• HOW TO COMPLETE THIS TASK
Extend the text about Forwood's army medical career, starting right after its last sentence.

• EXERCISE TEXT

◇ ◇ ◇ ◇

Following his recovery from this wound, Forwood was assigned as the executive officer of Satterlee General Hospital in Philadelphia and served there until April 1864. He spent the next two months in charge of the medical stores ship Marcy C. Day in Hampton Roads. In June 1864, Forwood organized and built Whitehall General Hospital near Bristol, Pennsylvania. He commanded the two-thousand-bed hospital through the end of the war, until September 1865. On March 13, 1865, he was given brevet promotions of captain and major for faithful and meritorious service during the war.

===After the war===
Forwood was next assigned to Fort Riley, where he served until June 1867. He was promoted to captain on July 28, 1866, and fought a severe epidemic of cholera there later in the year. His service at Fort Riley was punctuated by several field expeditions of the 2nd Cavalry against hostile Indians along the upper Arkansas River.

◇ ◇ ◇ ◇

• GIVEN RECORDS
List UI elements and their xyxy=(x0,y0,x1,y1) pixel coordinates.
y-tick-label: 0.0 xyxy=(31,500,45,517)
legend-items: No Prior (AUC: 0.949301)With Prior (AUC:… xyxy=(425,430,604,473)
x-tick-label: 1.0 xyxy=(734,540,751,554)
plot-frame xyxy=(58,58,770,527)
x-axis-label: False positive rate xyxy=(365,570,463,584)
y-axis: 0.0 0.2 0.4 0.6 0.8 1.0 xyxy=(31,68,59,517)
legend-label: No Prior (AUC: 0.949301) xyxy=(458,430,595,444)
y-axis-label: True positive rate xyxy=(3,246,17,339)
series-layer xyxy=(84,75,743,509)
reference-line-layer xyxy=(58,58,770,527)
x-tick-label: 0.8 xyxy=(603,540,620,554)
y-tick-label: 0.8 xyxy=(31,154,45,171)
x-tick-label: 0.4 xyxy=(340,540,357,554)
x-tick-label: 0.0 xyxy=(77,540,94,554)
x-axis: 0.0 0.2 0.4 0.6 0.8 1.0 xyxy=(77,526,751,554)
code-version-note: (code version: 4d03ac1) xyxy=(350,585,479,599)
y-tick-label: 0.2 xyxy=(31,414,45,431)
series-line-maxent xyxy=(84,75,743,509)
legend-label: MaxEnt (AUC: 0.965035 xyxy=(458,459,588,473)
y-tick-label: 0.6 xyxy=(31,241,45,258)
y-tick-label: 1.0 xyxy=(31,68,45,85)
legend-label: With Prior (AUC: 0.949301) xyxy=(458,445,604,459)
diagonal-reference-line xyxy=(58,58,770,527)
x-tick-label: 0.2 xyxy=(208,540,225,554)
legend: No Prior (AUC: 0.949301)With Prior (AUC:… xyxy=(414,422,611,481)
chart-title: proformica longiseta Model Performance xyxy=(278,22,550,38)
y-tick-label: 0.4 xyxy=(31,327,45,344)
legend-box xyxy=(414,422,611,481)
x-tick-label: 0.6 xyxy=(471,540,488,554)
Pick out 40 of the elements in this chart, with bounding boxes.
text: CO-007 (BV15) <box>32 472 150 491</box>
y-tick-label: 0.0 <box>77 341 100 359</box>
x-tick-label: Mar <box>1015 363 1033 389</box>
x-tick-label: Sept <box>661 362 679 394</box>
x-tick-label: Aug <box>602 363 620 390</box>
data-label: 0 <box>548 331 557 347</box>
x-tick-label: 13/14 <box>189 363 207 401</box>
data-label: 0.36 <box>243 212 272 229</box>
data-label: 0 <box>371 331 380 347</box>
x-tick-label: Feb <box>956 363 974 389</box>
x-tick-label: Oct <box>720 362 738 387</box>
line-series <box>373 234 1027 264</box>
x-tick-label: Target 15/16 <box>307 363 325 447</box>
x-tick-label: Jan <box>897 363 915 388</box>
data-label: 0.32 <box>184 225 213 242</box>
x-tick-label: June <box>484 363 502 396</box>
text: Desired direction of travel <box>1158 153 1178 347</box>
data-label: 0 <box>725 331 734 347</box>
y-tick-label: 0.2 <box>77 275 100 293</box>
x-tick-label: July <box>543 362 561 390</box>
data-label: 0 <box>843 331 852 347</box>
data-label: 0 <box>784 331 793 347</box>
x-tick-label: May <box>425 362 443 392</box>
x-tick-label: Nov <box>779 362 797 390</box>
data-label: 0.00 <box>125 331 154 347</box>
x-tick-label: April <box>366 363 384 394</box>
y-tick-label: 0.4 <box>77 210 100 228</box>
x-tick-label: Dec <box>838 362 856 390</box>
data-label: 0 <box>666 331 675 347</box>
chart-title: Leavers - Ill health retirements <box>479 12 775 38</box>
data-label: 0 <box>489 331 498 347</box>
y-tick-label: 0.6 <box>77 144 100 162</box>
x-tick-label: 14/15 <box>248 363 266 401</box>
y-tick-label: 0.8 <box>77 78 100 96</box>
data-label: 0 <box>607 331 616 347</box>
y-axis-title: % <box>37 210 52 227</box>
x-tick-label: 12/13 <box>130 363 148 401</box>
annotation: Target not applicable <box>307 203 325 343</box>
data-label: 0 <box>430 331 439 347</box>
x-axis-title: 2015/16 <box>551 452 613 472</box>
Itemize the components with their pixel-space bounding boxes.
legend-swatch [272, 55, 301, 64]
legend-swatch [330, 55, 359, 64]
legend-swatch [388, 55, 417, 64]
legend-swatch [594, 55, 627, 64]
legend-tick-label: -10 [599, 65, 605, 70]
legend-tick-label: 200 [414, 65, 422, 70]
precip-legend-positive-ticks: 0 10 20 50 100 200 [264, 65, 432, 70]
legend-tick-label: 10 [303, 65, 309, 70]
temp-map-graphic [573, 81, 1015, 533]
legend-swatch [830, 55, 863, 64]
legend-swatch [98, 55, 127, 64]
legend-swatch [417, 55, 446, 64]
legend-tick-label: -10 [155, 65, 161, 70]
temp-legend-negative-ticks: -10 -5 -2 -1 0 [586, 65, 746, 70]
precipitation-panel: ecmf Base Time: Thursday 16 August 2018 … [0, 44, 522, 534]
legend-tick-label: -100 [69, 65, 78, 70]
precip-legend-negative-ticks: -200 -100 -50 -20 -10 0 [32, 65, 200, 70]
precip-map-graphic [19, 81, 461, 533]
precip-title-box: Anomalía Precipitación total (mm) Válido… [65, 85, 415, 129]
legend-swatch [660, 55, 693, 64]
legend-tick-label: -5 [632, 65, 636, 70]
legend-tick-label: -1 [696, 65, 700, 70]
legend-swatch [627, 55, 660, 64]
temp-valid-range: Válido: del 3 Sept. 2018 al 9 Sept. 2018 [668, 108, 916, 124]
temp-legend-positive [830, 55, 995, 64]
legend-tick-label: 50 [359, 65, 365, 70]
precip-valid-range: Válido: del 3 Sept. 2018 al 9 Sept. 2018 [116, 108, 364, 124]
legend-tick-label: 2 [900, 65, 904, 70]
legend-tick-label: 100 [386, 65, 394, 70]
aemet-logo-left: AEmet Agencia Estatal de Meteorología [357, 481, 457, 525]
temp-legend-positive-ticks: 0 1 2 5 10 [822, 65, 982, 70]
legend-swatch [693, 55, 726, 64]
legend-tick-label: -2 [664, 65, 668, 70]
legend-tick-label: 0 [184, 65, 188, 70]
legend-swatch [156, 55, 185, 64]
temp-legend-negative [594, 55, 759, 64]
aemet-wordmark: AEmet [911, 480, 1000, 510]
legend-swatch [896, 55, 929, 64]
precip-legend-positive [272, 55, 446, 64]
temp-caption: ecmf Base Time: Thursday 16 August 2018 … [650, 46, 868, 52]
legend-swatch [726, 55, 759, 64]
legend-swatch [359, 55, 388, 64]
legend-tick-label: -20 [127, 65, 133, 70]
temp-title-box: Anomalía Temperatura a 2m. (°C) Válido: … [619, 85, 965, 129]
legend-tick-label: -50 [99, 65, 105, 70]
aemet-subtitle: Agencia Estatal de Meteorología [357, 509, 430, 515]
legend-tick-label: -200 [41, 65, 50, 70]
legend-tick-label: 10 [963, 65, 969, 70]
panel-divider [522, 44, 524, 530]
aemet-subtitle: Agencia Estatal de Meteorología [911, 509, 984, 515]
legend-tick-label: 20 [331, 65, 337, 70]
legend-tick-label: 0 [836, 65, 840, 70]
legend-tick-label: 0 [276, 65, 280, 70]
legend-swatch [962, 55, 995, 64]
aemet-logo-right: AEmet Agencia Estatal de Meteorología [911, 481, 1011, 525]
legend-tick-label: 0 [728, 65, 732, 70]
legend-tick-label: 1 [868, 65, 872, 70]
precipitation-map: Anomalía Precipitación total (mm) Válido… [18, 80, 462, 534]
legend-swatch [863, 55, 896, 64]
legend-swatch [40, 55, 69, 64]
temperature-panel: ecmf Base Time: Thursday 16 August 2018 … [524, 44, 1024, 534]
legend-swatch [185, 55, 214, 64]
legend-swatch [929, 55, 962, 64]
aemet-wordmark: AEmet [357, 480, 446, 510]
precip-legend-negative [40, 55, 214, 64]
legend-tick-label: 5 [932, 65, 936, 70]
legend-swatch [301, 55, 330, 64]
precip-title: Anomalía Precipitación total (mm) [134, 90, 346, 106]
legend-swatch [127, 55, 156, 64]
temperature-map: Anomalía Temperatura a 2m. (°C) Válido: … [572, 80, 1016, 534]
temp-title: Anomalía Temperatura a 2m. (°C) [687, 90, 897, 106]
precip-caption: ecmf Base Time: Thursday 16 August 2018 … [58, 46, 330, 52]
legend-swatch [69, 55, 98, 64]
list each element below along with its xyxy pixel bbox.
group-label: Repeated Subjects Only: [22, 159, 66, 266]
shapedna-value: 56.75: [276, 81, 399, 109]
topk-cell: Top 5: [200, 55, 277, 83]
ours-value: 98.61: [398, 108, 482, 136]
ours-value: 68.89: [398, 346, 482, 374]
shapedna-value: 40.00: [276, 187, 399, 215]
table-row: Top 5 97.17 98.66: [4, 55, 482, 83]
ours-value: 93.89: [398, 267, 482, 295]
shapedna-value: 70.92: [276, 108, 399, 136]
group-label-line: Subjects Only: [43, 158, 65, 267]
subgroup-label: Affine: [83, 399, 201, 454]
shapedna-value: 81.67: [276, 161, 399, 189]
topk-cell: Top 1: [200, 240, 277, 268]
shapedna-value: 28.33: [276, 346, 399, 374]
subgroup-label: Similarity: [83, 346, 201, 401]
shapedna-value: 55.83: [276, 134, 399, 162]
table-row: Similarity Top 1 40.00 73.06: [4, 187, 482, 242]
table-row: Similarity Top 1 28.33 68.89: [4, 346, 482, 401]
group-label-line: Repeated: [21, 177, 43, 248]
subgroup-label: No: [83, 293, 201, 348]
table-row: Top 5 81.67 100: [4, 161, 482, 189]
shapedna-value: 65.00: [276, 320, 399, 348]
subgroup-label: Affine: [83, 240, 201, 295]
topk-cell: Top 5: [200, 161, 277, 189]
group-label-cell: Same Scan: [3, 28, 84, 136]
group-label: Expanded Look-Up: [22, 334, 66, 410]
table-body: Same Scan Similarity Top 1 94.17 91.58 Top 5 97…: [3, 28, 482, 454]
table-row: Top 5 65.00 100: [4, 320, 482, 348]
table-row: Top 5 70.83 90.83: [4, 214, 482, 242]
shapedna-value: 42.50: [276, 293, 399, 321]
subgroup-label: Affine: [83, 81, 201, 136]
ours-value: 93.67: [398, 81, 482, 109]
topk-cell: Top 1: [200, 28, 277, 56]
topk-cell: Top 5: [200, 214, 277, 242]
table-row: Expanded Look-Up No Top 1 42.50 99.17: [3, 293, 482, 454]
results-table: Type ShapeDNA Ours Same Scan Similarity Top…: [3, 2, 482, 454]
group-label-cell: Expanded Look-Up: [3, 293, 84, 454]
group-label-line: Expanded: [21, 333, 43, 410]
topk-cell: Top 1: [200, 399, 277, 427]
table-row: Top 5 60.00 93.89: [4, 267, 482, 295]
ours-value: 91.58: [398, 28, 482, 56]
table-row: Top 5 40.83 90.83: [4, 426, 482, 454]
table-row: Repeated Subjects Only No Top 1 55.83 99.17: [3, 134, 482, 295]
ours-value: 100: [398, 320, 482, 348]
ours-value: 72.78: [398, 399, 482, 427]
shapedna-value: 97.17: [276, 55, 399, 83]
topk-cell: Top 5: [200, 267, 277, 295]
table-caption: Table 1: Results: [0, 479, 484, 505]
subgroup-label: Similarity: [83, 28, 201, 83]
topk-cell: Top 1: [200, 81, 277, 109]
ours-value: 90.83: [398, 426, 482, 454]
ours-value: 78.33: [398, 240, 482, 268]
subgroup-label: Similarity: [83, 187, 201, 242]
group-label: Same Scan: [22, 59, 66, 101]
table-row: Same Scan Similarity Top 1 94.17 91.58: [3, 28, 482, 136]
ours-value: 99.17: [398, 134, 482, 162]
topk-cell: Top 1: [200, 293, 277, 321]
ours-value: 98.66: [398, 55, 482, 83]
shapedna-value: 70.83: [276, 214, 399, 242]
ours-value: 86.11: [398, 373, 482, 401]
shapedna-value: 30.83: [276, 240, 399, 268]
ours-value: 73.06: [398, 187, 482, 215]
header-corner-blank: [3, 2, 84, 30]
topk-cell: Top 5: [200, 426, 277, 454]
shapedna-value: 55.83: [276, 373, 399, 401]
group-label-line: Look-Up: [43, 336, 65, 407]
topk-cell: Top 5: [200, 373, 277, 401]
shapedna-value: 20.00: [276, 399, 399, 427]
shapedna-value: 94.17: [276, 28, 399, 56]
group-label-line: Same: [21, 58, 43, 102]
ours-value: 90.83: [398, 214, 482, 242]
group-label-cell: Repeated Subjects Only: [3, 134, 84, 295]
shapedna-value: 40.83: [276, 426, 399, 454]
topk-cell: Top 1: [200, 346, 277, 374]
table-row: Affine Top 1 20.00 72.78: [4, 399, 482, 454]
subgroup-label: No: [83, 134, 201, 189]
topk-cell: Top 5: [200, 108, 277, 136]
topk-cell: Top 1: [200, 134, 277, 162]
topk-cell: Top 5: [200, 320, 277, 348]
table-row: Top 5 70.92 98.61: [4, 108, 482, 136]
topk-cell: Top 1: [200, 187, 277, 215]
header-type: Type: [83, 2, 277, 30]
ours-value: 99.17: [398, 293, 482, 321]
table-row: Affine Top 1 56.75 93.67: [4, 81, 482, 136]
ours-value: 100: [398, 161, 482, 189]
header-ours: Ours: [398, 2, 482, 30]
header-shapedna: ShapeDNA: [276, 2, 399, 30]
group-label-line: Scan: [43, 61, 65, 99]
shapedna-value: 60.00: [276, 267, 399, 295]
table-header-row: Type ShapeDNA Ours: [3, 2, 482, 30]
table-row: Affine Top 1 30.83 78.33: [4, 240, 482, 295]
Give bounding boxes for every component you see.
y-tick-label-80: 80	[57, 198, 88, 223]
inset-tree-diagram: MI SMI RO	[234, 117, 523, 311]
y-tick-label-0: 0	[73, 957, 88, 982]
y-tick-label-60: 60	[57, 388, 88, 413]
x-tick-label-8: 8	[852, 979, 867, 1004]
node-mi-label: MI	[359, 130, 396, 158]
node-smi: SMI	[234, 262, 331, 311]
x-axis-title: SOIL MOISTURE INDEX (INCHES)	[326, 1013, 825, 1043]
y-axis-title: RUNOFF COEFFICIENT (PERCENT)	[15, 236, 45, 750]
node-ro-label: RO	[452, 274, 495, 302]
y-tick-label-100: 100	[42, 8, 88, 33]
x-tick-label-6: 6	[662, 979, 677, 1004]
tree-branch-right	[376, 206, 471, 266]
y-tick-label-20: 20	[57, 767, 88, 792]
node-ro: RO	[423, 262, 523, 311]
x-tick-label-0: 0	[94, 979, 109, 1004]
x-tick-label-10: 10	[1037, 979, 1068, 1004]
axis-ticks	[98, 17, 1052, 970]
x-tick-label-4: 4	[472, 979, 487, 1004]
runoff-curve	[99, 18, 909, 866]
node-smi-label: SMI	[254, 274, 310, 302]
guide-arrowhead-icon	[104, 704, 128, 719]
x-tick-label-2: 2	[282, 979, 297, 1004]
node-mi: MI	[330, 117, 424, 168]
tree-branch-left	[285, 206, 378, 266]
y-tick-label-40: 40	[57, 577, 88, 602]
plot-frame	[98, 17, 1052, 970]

◇ ◇ ◇ ◇

• EXERCISE RESPONSE
Forwood was transferred to Fort Larned in June 1867, where he served until July 1870, apparently keeping a wolf and a buffalo as pets. The post commander ordered him to get rid of the buffalo, terming it a "public nuisance." On January 31, 1869, the post adjutant informed Forwood that "complaints have also been made of the howling of the wolf at night. It is therefore directed that you have the animal removed to someplace where it will not be an annoyance to the garrison." It is unknown what Forwood's response was to this directive, but apparently, he complied.

He was assigned to Fort Brady until October 1872, but a good part of this period was spent on a leave of absence studying yellow fever at a quarantine station near Philadelphia. He was also married during this leave, to Mary Osbourne on September 28, 1870. He was then assigned to Fort Richardson, Texas until September 1876. The next three years brought brief assignments to Raleigh, North Carolina, Columbia, South Carolina, and Fort McPherson, Georgia.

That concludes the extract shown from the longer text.